• Goal: Quote all of the data below exactly, please.

Stored data
################

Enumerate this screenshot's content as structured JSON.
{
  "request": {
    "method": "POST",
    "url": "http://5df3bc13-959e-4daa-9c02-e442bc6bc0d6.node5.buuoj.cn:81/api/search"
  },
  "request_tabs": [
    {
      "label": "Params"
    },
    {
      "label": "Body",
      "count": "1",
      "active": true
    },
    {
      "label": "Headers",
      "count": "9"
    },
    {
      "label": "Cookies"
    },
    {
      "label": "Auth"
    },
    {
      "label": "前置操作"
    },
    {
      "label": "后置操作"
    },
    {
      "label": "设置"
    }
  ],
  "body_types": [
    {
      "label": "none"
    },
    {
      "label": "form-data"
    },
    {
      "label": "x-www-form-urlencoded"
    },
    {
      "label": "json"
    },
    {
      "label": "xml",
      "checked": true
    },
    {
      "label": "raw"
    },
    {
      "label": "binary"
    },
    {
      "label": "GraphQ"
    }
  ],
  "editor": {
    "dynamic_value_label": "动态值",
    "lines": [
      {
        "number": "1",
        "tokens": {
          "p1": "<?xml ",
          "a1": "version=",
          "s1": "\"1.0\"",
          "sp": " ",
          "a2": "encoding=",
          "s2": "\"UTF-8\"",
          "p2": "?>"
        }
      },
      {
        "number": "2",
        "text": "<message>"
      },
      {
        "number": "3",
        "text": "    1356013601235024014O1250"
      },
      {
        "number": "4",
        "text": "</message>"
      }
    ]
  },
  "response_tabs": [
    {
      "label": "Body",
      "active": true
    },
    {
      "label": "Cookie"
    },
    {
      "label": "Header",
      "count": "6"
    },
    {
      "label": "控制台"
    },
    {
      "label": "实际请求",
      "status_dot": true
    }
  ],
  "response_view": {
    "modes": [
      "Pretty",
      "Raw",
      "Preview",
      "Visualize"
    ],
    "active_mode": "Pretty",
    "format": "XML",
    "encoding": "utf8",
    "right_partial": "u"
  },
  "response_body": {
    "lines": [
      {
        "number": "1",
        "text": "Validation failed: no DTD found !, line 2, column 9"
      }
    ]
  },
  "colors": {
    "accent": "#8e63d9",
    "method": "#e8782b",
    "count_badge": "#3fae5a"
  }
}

################

• Expected output:
Enumerate this screenshot's content as structured JSON.
{
  "request": {
    "method": "POST",
    "url": "http://5df3bc13-959e-4daa-9c02-e442bc6bc0d6.node5.buuoj.cn:81/api/search"
  },
  "request_tabs": [
    {
      "label": "Params"
    },
    {
      "label": "Body",
      "count": "1",
      "active": true
    },
    {
      "label": "Headers",
      "count": "9"
    },
    {
      "label": "Cookies"
    },
    {
      "label": "Auth"
    },
    {
      "label": "前置操作"
    },
    {
      "label": "后置操作"
    },
    {
      "label": "设置"
    }
  ],
  "body_types": [
    {
      "label": "none"
    },
    {
      "label": "form-data"
    },
    {
      "label": "x-www-form-urlencoded"
    },
    {
      "label": "json"
    },
    {
      "label": "xml",
      "checked": true
    },
    {
      "label": "raw"
    },
    {
      "label": "binary"
    },
    {
      "label": "GraphQ"
    }
  ],
  "editor": {
    "dynamic_value_label": "动态值",
    "lines": [
      {
        "number": "1",
        "tokens": {
          "p1": "<?xml ",
          "a1": "version=",
          "s1": "\"1.0\"",
          "sp": " ",
          "a2": "encoding=",
          "s2": "\"UTF-8\"",
          "p2": "?>"
        }
      },
      {
        "number": "2",
        "text": "<message>"
      },
      {
        "number": "3",
        "text": "    1356013601235024014O1250"
      },
      {
        "number": "4",
        "text": "</message>"
      }
    ]
  },
  "response_tabs": [
    {
      "label": "Body",
      "active": true
    },
    {
      "label": "Cookie"
    },
    {
      "label": "Header",
      "count": "6"
    },
    {
      "label": "控制台"
    },
    {
      "label": "实际请求",
      "status_dot": true
    }
  ],
  "response_view": {
    "modes": [
      "Pretty",
      "Raw",
      "Preview",
      "Visualize"
    ],
    "active_mode": "Pretty",
    "format": "XML",
    "encoding": "utf8",
    "right_partial": "u"
  },
  "response_body": {
    "lines": [
      {
        "number": "1",
        "text": "Validation failed: no DTD found !, line 2, column 9"
      }
    ]
  },
  "colors": {
    "accent": "#8e63d9",
    "method": "#e8782b",
    "count_badge": "#3fae5a"
  }
}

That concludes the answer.